— START —
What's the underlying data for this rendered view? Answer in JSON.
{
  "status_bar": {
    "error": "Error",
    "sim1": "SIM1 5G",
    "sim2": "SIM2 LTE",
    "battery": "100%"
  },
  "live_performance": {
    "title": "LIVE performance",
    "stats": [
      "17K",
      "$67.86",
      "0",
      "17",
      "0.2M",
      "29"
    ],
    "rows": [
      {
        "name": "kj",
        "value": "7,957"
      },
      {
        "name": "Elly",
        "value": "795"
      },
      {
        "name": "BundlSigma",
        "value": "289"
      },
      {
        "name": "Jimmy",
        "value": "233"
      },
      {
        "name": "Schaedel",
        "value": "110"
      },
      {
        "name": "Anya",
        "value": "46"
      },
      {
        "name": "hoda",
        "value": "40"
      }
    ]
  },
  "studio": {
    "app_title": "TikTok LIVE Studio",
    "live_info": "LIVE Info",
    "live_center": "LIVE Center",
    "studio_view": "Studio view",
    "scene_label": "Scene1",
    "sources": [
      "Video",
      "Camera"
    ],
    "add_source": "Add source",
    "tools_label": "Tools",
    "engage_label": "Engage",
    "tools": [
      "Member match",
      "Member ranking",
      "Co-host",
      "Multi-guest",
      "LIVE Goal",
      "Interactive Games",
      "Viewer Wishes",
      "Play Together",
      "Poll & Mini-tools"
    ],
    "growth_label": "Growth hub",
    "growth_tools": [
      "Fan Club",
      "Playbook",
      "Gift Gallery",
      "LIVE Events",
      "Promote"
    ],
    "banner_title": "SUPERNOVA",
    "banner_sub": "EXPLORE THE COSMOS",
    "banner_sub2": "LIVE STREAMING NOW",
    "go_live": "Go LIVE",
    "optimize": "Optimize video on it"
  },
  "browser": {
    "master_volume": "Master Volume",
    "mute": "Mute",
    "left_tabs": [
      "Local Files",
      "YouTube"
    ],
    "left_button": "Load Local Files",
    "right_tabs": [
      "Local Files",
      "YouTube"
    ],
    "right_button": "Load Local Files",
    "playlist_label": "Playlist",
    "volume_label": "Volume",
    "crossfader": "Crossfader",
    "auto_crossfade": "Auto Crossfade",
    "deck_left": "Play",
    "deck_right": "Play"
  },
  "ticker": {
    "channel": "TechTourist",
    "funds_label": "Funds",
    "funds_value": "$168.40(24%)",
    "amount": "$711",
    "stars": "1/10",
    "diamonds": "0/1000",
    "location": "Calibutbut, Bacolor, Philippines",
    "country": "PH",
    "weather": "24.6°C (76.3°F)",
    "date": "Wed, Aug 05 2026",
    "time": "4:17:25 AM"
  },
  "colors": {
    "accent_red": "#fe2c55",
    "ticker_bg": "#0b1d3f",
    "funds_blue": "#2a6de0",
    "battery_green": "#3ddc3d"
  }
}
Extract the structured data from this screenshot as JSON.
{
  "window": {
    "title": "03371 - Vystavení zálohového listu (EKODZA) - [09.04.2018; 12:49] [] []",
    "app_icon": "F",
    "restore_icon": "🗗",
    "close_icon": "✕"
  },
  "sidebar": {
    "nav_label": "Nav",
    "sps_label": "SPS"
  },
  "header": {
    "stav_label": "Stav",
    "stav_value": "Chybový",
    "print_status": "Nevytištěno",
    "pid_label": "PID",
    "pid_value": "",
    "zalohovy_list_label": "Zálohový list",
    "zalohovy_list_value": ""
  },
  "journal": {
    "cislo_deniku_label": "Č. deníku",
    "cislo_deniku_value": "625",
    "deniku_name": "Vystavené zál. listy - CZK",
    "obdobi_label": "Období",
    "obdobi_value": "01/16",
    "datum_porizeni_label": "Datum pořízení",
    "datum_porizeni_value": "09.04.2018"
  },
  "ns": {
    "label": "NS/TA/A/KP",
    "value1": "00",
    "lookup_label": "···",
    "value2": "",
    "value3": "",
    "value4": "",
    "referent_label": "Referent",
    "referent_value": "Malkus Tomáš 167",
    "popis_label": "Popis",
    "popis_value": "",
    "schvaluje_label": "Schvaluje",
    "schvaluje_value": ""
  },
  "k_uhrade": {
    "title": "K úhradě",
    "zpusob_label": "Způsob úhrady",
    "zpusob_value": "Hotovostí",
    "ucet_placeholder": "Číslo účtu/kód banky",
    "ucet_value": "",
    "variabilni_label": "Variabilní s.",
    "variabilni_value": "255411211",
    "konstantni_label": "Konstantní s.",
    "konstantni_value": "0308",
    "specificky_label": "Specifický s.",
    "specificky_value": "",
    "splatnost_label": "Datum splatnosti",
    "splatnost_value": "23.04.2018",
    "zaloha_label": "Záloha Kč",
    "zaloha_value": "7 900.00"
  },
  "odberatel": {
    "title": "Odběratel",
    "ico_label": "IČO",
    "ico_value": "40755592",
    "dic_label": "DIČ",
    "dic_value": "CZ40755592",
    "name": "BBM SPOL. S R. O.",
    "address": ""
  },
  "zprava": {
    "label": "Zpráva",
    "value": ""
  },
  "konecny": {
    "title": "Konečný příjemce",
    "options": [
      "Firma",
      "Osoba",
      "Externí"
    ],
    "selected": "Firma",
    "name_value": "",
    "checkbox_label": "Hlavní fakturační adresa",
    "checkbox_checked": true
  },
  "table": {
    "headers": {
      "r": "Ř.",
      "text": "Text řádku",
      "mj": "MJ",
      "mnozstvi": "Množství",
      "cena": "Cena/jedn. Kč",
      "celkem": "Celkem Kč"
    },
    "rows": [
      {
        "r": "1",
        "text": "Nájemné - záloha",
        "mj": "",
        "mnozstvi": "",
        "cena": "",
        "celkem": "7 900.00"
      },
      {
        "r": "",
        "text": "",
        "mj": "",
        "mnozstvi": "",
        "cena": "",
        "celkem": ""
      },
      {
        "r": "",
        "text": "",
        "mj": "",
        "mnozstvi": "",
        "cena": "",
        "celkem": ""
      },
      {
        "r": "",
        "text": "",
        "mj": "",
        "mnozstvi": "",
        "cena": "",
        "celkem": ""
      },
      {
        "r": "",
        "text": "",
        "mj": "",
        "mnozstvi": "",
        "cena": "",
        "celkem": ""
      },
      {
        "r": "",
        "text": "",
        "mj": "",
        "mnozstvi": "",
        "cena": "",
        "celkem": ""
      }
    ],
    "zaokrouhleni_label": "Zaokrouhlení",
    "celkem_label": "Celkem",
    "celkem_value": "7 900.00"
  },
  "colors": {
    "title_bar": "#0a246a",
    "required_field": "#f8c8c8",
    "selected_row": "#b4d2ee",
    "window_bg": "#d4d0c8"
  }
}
— END —
• **Exercise requirements**:
From the preceding material, extract every line exactly.

• **Finished answer**:
What's the underlying data for this rendered view? Answer in JSON.
{
  "status_bar": {
    "error": "Error",
    "sim1": "SIM1 5G",
    "sim2": "SIM2 LTE",
    "battery": "100%"
  },
  "live_performance": {
    "title": "LIVE performance",
    "stats": [
      "17K",
      "$67.86",
      "0",
      "17",
      "0.2M",
      "29"
    ],
    "rows": [
      {
        "name": "kj",
        "value": "7,957"
      },
      {
        "name": "Elly",
        "value": "795"
      },
      {
        "name": "BundlSigma",
        "value": "289"
      },
      {
        "name": "Jimmy",
        "value": "233"
      },
      {
        "name": "Schaedel",
        "value": "110"
      },
      {
        "name": "Anya",
        "value": "46"
      },
      {
        "name": "hoda",
        "value": "40"
      }
    ]
  },
  "studio": {
    "app_title": "TikTok LIVE Studio",
    "live_info": "LIVE Info",
    "live_center": "LIVE Center",
    "studio_view": "Studio view",
    "scene_label": "Scene1",
    "sources": [
      "Video",
      "Camera"
    ],
    "add_source": "Add source",
    "tools_label": "Tools",
    "engage_label": "Engage",
    "tools": [
      "Member match",
      "Member ranking",
      "Co-host",
      "Multi-guest",
      "LIVE Goal",
      "Interactive Games",
      "Viewer Wishes",
      "Play Together",
      "Poll & Mini-tools"
    ],
    "growth_label": "Growth hub",
    "growth_tools": [
      "Fan Club",
      "Playbook",
      "Gift Gallery",
      "LIVE Events",
      "Promote"
    ],
    "banner_title": "SUPERNOVA",
    "banner_sub": "EXPLORE THE COSMOS",
    "banner_sub2": "LIVE STREAMING NOW",
    "go_live": "Go LIVE",
    "optimize": "Optimize video on it"
  },
  "browser": {
    "master_volume": "Master Volume",
    "mute": "Mute",
    "left_tabs": [
      "Local Files",
      "YouTube"
    ],
    "left_button": "Load Local Files",
    "right_tabs": [
      "Local Files",
      "YouTube"
    ],
    "right_button": "Load Local Files",
    "playlist_label": "Playlist",
    "volume_label": "Volume",
    "crossfader": "Crossfader",
    "auto_crossfade": "Auto Crossfade",
    "deck_left": "Play",
    "deck_right": "Play"
  },
  "ticker": {
    "channel": "TechTourist",
    "funds_label": "Funds",
    "funds_value": "$168.40(24%)",
    "amount": "$711",
    "stars": "1/10",
    "diamonds": "0/1000",
    "location": "Calibutbut, Bacolor, Philippines",
    "country": "PH",
    "weather": "24.6°C (76.3°F)",
    "date": "Wed, Aug 05 2026",
    "time": "4:17:25 AM"
  },
  "colors": {
    "accent_red": "#fe2c55",
    "ticker_bg": "#0b1d3f",
    "funds_blue": "#2a6de0",
    "battery_green": "#3ddc3d"
  }
}
Extract the structured data from this screenshot as JSON.
{
  "window": {
    "title": "03371 - Vystavení zálohového listu (EKODZA) - [09.04.2018; 12:49] [] []",
    "app_icon": "F",
    "restore_icon": "🗗",
    "close_icon": "✕"
  },
  "sidebar": {
    "nav_label": "Nav",
    "sps_label": "SPS"
  },
  "header": {
    "stav_label": "Stav",
    "stav_value": "Chybový",
    "print_status": "Nevytištěno",
    "pid_label": "PID",
    "pid_value": "",
    "zalohovy_list_label": "Zálohový list",
    "zalohovy_list_value": ""
  },
  "journal": {
    "cislo_deniku_label": "Č. deníku",
    "cislo_deniku_value": "625",
    "deniku_name": "Vystavené zál. listy - CZK",
    "obdobi_label": "Období",
    "obdobi_value": "01/16",
    "datum_porizeni_label": "Datum pořízení",
    "datum_porizeni_value": "09.04.2018"
  },
  "ns": {
    "label": "NS/TA/A/KP",
    "value1": "00",
    "lookup_label": "···",
    "value2": "",
    "value3": "",
    "value4": "",
    "referent_label": "Referent",
    "referent_value": "Malkus Tomáš 167",
    "popis_label": "Popis",
    "popis_value": "",
    "schvaluje_label": "Schvaluje",
    "schvaluje_value": ""
  },
  "k_uhrade": {
    "title": "K úhradě",
    "zpusob_label": "Způsob úhrady",
    "zpusob_value": "Hotovostí",
    "ucet_placeholder": "Číslo účtu/kód banky",
    "ucet_value": "",
    "variabilni_label": "Variabilní s.",
    "variabilni_value": "255411211",
    "konstantni_label": "Konstantní s.",
    "konstantni_value": "0308",
    "specificky_label": "Specifický s.",
    "specificky_value": "",
    "splatnost_label": "Datum splatnosti",
    "splatnost_value": "23.04.2018",
    "zaloha_label": "Záloha Kč",
    "zaloha_value": "7 900.00"
  },
  "odberatel": {
    "title": "Odběratel",
    "ico_label": "IČO",
    "ico_value": "40755592",
    "dic_label": "DIČ",
    "dic_value": "CZ40755592",
    "name": "BBM SPOL. S R. O.",
    "address": ""
  },
  "zprava": {
    "label": "Zpráva",
    "value": ""
  },
  "konecny": {
    "title": "Konečný příjemce",
    "options": [
      "Firma",
      "Osoba",
      "Externí"
    ],
    "selected": "Firma",
    "name_value": "",
    "checkbox_label": "Hlavní fakturační adresa",
    "checkbox_checked": true
  },
  "table": {
    "headers": {
      "r": "Ř.",
      "text": "Text řádku",
      "mj": "MJ",
      "mnozstvi": "Množství",
      "cena": "Cena/jedn. Kč",
      "celkem": "Celkem Kč"
    },
    "rows": [
      {
        "r": "1",
        "text": "Nájemné - záloha",
        "mj": "",
        "mnozstvi": "",
        "cena": "",
        "celkem": "7 900.00"
      },
      {
        "r": "",
        "text": "",
        "mj": "",
        "mnozstvi": "",
        "cena": "",
        "celkem": ""
      },
      {
        "r": "",
        "text": "",
        "mj": "",
        "mnozstvi": "",
        "cena": "",
        "celkem": ""
      },
      {
        "r": "",
        "text": "",
        "mj": "",
        "mnozstvi": "",
        "cena": "",
        "celkem": ""
      },
      {
        "r": "",
        "text": "",
        "mj": "",
        "mnozstvi": "",
        "cena": "",
        "celkem": ""
      },
      {
        "r": "",
        "text": "",
        "mj": "",
        "mnozstvi": "",
        "cena": "",
        "celkem": ""
      }
    ],
    "zaokrouhleni_label": "Zaokrouhlení",
    "celkem_label": "Celkem",
    "celkem_value": "7 900.00"
  },
  "colors": {
    "title_bar": "#0a246a",
    "required_field": "#f8c8c8",
    "selected_row": "#b4d2ee",
    "window_bg": "#d4d0c8"
  }
}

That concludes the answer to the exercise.